(Some records)
==================================================

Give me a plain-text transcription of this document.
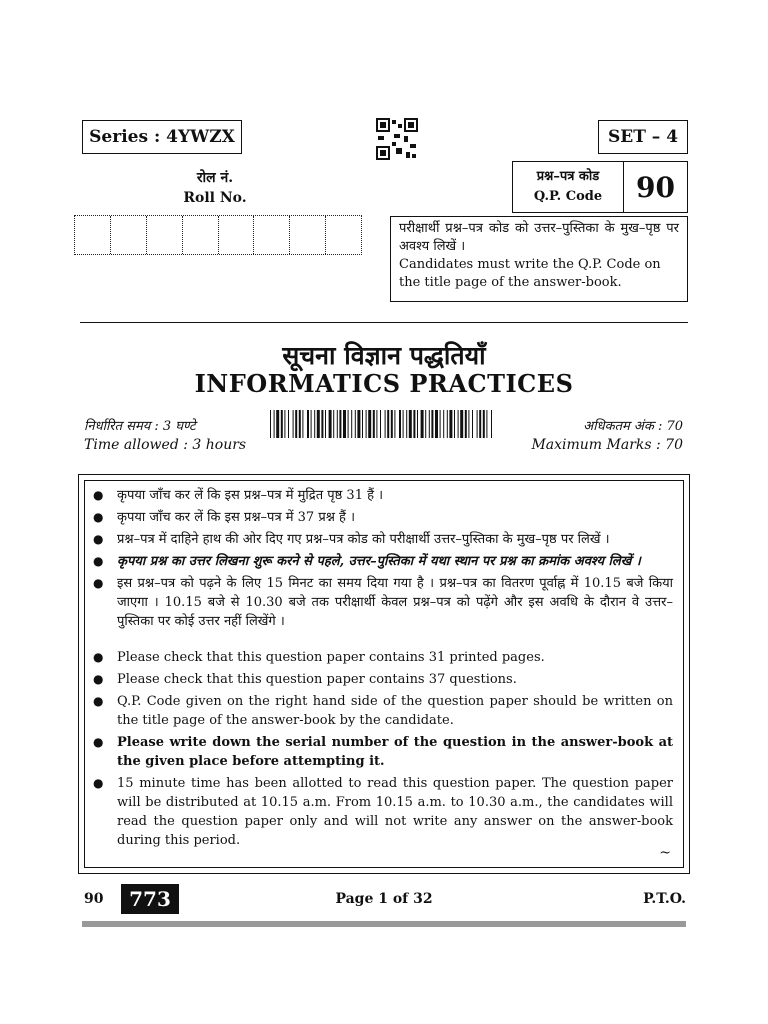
Series : 4YWZX	SET – 4
रोल नं.
Roll No.
प्रश्न–पत्र कोड
Q.P. Code	90
परीक्षार्थी प्रश्न–पत्र कोड को उत्तर–पुस्तिका के मुख–पृष्ठ पर अवश्य लिखें ।
Candidates must write the Q.P. Code on the title page of the answer-book.
सूचना विज्ञान पद्धतियाँ
INFORMATICS PRACTICES
निर्धारित समय : 3 घण्टे
Time allowed : 3 hours
अधिकतम अंक : 70
Maximum Marks : 70
● कृपया जाँच कर लें कि इस प्रश्न–पत्र में मुद्रित पृष्ठ 31 हैं ।
● कृपया जाँच कर लें कि इस प्रश्न–पत्र में 37 प्रश्न हैं ।
● प्रश्न–पत्र में दाहिने हाथ की ओर दिए गए प्रश्न–पत्र कोड को परीक्षार्थी उत्तर–पुस्तिका के मुख–पृष्ठ पर लिखें ।
● कृपया प्रश्न का उत्तर लिखना शुरू करने से पहले, उत्तर–पुस्तिका में यथा स्थान पर प्रश्न का क्रमांक अवश्य लिखें ।
● इस प्रश्न–पत्र को पढ़ने के लिए 15 मिनट का समय दिया गया है । प्रश्न–पत्र का वितरण पूर्वाह्न में 10.15 बजे किया जाएगा । 10.15 बजे से 10.30 बजे तक परीक्षार्थी केवल प्रश्न–पत्र को पढ़ेंगे और इस अवधि के दौरान वे उत्तर–पुस्तिका पर कोई उत्तर नहीं लिखेंगे ।
● Please check that this question paper contains 31 printed pages.
● Please check that this question paper contains 37 questions.
● Q.P. Code given on the right hand side of the question paper should be written on the title page of the answer-book by the candidate.
● Please write down the serial number of the question in the answer-book at the given place before attempting it.
● 15 minute time has been allotted to read this question paper. The question paper will be distributed at 10.15 a.m. From 10.15 a.m. to 10.30 a.m., the candidates will read the question paper only and will not write any answer on the answer-book during this period.
~
90	773	Page 1 of 32	P.T.O.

==================================================

Copy the listing in full and without alteration, omitting every picture.

Give me a plain-text transcription of this document.
Series : 4YWZX	SET – 4
रोल नं.
Roll No.
प्रश्न–पत्र कोड
Q.P. Code	90
परीक्षार्थी प्रश्न–पत्र कोड को उत्तर–पुस्तिका के मुख–पृष्ठ पर अवश्य लिखें ।
Candidates must write the Q.P. Code on the title page of the answer-book.
सूचना विज्ञान पद्धतियाँ
INFORMATICS PRACTICES
निर्धारित समय : 3 घण्टे
Time allowed : 3 hours
अधिकतम अंक : 70
Maximum Marks : 70
● कृपया जाँच कर लें कि इस प्रश्न–पत्र में मुद्रित पृष्ठ 31 हैं ।
● कृपया जाँच कर लें कि इस प्रश्न–पत्र में 37 प्रश्न हैं ।
● प्रश्न–पत्र में दाहिने हाथ की ओर दिए गए प्रश्न–पत्र कोड को परीक्षार्थी उत्तर–पुस्तिका के मुख–पृष्ठ पर लिखें ।
● कृपया प्रश्न का उत्तर लिखना शुरू करने से पहले, उत्तर–पुस्तिका में यथा स्थान पर प्रश्न का क्रमांक अवश्य लिखें ।
● इस प्रश्न–पत्र को पढ़ने के लिए 15 मिनट का समय दिया गया है । प्रश्न–पत्र का वितरण पूर्वाह्न में 10.15 बजे किया जाएगा । 10.15 बजे से 10.30 बजे तक परीक्षार्थी केवल प्रश्न–पत्र को पढ़ेंगे और इस अवधि के दौरान वे उत्तर–पुस्तिका पर कोई उत्तर नहीं लिखेंगे ।
● Please check that this question paper contains 31 printed pages.
● Please check that this question paper contains 37 questions.
● Q.P. Code given on the right hand side of the question paper should be written on the title page of the answer-book by the candidate.
● Please write down the serial number of the question in the answer-book at the given place before attempting it.
● 15 minute time has been allotted to read this question paper. The question paper will be distributed at 10.15 a.m. From 10.15 a.m. to 10.30 a.m., the candidates will read the question paper only and will not write any answer on the answer-book during this period.
~
90	773	Page 1 of 32	P.T.O.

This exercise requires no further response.